SOURCE RECORDS ::
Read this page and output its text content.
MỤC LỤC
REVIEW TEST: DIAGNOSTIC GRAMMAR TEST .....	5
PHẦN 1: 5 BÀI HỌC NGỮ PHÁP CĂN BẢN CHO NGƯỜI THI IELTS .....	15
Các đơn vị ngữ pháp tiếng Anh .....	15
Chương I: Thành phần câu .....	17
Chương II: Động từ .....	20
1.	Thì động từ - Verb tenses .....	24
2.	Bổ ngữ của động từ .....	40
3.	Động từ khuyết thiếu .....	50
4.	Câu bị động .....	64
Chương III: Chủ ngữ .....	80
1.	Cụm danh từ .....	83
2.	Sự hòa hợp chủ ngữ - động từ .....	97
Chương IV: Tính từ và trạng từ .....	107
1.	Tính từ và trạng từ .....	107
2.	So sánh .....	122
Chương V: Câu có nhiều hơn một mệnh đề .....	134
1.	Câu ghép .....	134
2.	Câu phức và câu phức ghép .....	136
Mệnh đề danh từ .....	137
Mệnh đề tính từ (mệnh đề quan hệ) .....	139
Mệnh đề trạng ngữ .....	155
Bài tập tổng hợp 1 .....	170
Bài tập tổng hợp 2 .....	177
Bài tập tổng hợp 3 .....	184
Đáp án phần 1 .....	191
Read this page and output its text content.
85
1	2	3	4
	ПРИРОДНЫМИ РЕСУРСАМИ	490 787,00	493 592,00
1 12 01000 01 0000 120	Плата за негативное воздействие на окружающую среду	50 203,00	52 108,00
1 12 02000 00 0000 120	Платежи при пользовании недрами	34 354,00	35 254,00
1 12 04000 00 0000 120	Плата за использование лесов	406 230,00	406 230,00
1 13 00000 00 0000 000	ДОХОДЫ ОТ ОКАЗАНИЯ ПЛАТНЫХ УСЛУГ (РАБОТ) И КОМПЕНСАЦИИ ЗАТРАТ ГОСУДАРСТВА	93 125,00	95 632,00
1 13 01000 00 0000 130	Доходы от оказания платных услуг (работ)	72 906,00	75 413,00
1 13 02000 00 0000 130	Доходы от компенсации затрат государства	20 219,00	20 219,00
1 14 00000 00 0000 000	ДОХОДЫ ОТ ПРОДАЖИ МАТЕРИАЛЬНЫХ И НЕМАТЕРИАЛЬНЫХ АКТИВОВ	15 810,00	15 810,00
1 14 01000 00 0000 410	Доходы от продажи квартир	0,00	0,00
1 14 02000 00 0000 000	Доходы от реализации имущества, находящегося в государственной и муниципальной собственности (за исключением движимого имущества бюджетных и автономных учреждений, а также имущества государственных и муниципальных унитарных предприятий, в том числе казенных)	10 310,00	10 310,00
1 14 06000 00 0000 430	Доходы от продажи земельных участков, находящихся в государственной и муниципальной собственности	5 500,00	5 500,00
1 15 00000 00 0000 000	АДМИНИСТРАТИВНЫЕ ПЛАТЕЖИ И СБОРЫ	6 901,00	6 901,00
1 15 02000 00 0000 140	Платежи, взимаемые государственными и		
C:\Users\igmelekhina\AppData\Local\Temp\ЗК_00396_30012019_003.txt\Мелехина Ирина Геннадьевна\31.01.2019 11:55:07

STATED PROBLEM :: Look through the records above and report how many lines hold the word "tổng", giving only the number.

THE REPLY :: 3